*Description of the task*.
Write out the whole of the material exactly.
::::
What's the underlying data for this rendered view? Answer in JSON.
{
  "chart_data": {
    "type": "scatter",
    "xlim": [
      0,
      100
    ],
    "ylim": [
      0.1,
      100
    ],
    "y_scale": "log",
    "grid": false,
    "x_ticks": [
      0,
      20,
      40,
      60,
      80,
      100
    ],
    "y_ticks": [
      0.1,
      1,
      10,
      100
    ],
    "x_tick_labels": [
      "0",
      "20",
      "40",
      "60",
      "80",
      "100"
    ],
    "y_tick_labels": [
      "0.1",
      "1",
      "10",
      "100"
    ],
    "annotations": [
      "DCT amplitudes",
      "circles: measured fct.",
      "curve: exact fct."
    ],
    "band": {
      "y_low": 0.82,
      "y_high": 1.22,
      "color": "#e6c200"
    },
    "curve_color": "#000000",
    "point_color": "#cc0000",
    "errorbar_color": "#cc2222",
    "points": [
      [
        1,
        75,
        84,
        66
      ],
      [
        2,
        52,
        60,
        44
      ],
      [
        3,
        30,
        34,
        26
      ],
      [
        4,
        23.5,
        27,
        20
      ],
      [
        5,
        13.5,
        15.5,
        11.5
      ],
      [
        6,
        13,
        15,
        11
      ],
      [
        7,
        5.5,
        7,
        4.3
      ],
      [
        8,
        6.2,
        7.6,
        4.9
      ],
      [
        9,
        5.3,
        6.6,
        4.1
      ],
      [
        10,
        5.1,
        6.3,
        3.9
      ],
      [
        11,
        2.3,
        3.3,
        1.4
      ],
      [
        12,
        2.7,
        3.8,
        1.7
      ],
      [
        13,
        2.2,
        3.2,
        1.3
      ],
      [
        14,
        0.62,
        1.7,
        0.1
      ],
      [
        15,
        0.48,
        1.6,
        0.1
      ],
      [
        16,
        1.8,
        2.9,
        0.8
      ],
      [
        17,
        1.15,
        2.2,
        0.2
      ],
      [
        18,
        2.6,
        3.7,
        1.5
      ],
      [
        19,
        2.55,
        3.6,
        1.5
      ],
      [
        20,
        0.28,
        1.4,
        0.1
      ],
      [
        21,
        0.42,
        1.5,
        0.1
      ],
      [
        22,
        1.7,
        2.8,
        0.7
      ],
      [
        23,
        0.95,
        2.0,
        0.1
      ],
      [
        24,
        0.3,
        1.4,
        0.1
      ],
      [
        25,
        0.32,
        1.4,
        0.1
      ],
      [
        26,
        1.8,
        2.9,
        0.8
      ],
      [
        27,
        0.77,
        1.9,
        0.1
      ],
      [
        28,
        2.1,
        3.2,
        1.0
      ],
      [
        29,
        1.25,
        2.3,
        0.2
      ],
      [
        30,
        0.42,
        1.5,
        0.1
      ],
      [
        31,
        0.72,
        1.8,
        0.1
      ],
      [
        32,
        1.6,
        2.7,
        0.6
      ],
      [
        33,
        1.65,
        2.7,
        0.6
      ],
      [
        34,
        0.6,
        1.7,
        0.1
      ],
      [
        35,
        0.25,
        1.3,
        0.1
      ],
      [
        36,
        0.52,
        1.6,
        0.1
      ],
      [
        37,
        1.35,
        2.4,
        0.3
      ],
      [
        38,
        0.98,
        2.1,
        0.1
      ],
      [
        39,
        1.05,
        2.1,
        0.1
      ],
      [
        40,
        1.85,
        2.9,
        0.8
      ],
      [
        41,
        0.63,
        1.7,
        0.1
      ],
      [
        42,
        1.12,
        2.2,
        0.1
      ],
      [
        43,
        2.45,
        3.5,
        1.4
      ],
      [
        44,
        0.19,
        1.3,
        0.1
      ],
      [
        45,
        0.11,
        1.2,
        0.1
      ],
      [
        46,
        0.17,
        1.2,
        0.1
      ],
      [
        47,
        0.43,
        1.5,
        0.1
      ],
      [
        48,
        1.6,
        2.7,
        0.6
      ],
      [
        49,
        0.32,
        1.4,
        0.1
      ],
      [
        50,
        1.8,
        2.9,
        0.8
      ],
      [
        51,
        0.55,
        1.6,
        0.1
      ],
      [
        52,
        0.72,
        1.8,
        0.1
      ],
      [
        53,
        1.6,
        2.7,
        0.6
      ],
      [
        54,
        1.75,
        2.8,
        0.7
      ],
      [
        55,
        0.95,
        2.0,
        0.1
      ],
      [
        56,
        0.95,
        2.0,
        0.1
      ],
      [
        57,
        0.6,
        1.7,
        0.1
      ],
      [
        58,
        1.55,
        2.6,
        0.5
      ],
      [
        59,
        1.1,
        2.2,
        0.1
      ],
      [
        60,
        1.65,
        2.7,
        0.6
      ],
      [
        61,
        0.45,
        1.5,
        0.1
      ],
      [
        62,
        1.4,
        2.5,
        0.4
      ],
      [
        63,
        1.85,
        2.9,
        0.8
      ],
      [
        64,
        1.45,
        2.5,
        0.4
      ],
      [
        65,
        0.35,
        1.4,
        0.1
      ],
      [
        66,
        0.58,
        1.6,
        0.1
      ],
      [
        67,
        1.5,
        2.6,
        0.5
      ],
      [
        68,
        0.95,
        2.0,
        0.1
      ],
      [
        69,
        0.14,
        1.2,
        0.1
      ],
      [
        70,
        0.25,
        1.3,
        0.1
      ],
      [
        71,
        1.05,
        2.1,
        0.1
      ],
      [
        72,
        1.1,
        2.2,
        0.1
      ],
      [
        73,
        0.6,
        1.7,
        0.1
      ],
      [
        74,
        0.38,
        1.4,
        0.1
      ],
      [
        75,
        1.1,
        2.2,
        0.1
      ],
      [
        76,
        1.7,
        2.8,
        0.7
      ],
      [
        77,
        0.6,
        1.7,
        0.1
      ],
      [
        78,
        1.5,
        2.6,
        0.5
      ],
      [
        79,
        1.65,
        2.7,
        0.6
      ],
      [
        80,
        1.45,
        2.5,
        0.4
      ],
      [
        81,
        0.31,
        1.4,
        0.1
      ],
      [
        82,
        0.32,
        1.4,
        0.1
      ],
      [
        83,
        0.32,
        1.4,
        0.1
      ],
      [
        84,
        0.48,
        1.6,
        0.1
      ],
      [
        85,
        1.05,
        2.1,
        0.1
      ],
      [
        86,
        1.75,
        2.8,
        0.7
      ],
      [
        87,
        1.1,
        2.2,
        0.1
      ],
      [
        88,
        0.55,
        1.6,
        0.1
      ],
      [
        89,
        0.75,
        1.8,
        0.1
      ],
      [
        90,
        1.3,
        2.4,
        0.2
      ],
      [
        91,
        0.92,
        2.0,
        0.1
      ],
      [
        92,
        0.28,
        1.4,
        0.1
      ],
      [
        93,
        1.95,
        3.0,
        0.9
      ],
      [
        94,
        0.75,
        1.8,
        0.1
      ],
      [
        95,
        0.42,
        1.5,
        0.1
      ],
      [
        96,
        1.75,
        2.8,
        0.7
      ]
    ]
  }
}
::::
*Answer*.
What's the underlying data for this rendered view? Answer in JSON.
{
  "chart_data": {
    "type": "scatter",
    "xlim": [
      0,
      100
    ],
    "ylim": [
      0.1,
      100
    ],
    "y_scale": "log",
    "grid": false,
    "x_ticks": [
      0,
      20,
      40,
      60,
      80,
      100
    ],
    "y_ticks": [
      0.1,
      1,
      10,
      100
    ],
    "x_tick_labels": [
      "0",
      "20",
      "40",
      "60",
      "80",
      "100"
    ],
    "y_tick_labels": [
      "0.1",
      "1",
      "10",
      "100"
    ],
    "annotations": [
      "DCT amplitudes",
      "circles: measured fct.",
      "curve: exact fct."
    ],
    "band": {
      "y_low": 0.82,
      "y_high": 1.22,
      "color": "#e6c200"
    },
    "curve_color": "#000000",
    "point_color": "#cc0000",
    "errorbar_color": "#cc2222",
    "points": [
      [
        1,
        75,
        84,
        66
      ],
      [
        2,
        52,
        60,
        44
      ],
      [
        3,
        30,
        34,
        26
      ],
      [
        4,
        23.5,
        27,
        20
      ],
      [
        5,
        13.5,
        15.5,
        11.5
      ],
      [
        6,
        13,
        15,
        11
      ],
      [
        7,
        5.5,
        7,
        4.3
      ],
      [
        8,
        6.2,
        7.6,
        4.9
      ],
      [
        9,
        5.3,
        6.6,
        4.1
      ],
      [
        10,
        5.1,
        6.3,
        3.9
      ],
      [
        11,
        2.3,
        3.3,
        1.4
      ],
      [
        12,
        2.7,
        3.8,
        1.7
      ],
      [
        13,
        2.2,
        3.2,
        1.3
      ],
      [
        14,
        0.62,
        1.7,
        0.1
      ],
      [
        15,
        0.48,
        1.6,
        0.1
      ],
      [
        16,
        1.8,
        2.9,
        0.8
      ],
      [
        17,
        1.15,
        2.2,
        0.2
      ],
      [
        18,
        2.6,
        3.7,
        1.5
      ],
      [
        19,
        2.55,
        3.6,
        1.5
      ],
      [
        20,
        0.28,
        1.4,
        0.1
      ],
      [
        21,
        0.42,
        1.5,
        0.1
      ],
      [
        22,
        1.7,
        2.8,
        0.7
      ],
      [
        23,
        0.95,
        2.0,
        0.1
      ],
      [
        24,
        0.3,
        1.4,
        0.1
      ],
      [
        25,
        0.32,
        1.4,
        0.1
      ],
      [
        26,
        1.8,
        2.9,
        0.8
      ],
      [
        27,
        0.77,
        1.9,
        0.1
      ],
      [
        28,
        2.1,
        3.2,
        1.0
      ],
      [
        29,
        1.25,
        2.3,
        0.2
      ],
      [
        30,
        0.42,
        1.5,
        0.1
      ],
      [
        31,
        0.72,
        1.8,
        0.1
      ],
      [
        32,
        1.6,
        2.7,
        0.6
      ],
      [
        33,
        1.65,
        2.7,
        0.6
      ],
      [
        34,
        0.6,
        1.7,
        0.1
      ],
      [
        35,
        0.25,
        1.3,
        0.1
      ],
      [
        36,
        0.52,
        1.6,
        0.1
      ],
      [
        37,
        1.35,
        2.4,
        0.3
      ],
      [
        38,
        0.98,
        2.1,
        0.1
      ],
      [
        39,
        1.05,
        2.1,
        0.1
      ],
      [
        40,
        1.85,
        2.9,
        0.8
      ],
      [
        41,
        0.63,
        1.7,
        0.1
      ],
      [
        42,
        1.12,
        2.2,
        0.1
      ],
      [
        43,
        2.45,
        3.5,
        1.4
      ],
      [
        44,
        0.19,
        1.3,
        0.1
      ],
      [
        45,
        0.11,
        1.2,
        0.1
      ],
      [
        46,
        0.17,
        1.2,
        0.1
      ],
      [
        47,
        0.43,
        1.5,
        0.1
      ],
      [
        48,
        1.6,
        2.7,
        0.6
      ],
      [
        49,
        0.32,
        1.4,
        0.1
      ],
      [
        50,
        1.8,
        2.9,
        0.8
      ],
      [
        51,
        0.55,
        1.6,
        0.1
      ],
      [
        52,
        0.72,
        1.8,
        0.1
      ],
      [
        53,
        1.6,
        2.7,
        0.6
      ],
      [
        54,
        1.75,
        2.8,
        0.7
      ],
      [
        55,
        0.95,
        2.0,
        0.1
      ],
      [
        56,
        0.95,
        2.0,
        0.1
      ],
      [
        57,
        0.6,
        1.7,
        0.1
      ],
      [
        58,
        1.55,
        2.6,
        0.5
      ],
      [
        59,
        1.1,
        2.2,
        0.1
      ],
      [
        60,
        1.65,
        2.7,
        0.6
      ],
      [
        61,
        0.45,
        1.5,
        0.1
      ],
      [
        62,
        1.4,
        2.5,
        0.4
      ],
      [
        63,
        1.85,
        2.9,
        0.8
      ],
      [
        64,
        1.45,
        2.5,
        0.4
      ],
      [
        65,
        0.35,
        1.4,
        0.1
      ],
      [
        66,
        0.58,
        1.6,
        0.1
      ],
      [
        67,
        1.5,
        2.6,
        0.5
      ],
      [
        68,
        0.95,
        2.0,
        0.1
      ],
      [
        69,
        0.14,
        1.2,
        0.1
      ],
      [
        70,
        0.25,
        1.3,
        0.1
      ],
      [
        71,
        1.05,
        2.1,
        0.1
      ],
      [
        72,
        1.1,
        2.2,
        0.1
      ],
      [
        73,
        0.6,
        1.7,
        0.1
      ],
      [
        74,
        0.38,
        1.4,
        0.1
      ],
      [
        75,
        1.1,
        2.2,
        0.1
      ],
      [
        76,
        1.7,
        2.8,
        0.7
      ],
      [
        77,
        0.6,
        1.7,
        0.1
      ],
      [
        78,
        1.5,
        2.6,
        0.5
      ],
      [
        79,
        1.65,
        2.7,
        0.6
      ],
      [
        80,
        1.45,
        2.5,
        0.4
      ],
      [
        81,
        0.31,
        1.4,
        0.1
      ],
      [
        82,
        0.32,
        1.4,
        0.1
      ],
      [
        83,
        0.32,
        1.4,
        0.1
      ],
      [
        84,
        0.48,
        1.6,
        0.1
      ],
      [
        85,
        1.05,
        2.1,
        0.1
      ],
      [
        86,
        1.75,
        2.8,
        0.7
      ],
      [
        87,
        1.1,
        2.2,
        0.1
      ],
      [
        88,
        0.55,
        1.6,
        0.1
      ],
      [
        89,
        0.75,
        1.8,
        0.1
      ],
      [
        90,
        1.3,
        2.4,
        0.2
      ],
      [
        91,
        0.92,
        2.0,
        0.1
      ],
      [
        92,
        0.28,
        1.4,
        0.1
      ],
      [
        93,
        1.95,
        3.0,
        0.9
      ],
      [
        94,
        0.75,
        1.8,
        0.1
      ],
      [
        95,
        0.42,
        1.5,
        0.1
      ],
      [
        96,
        1.75,
        2.8,
        0.7
      ]
    ]
  }
}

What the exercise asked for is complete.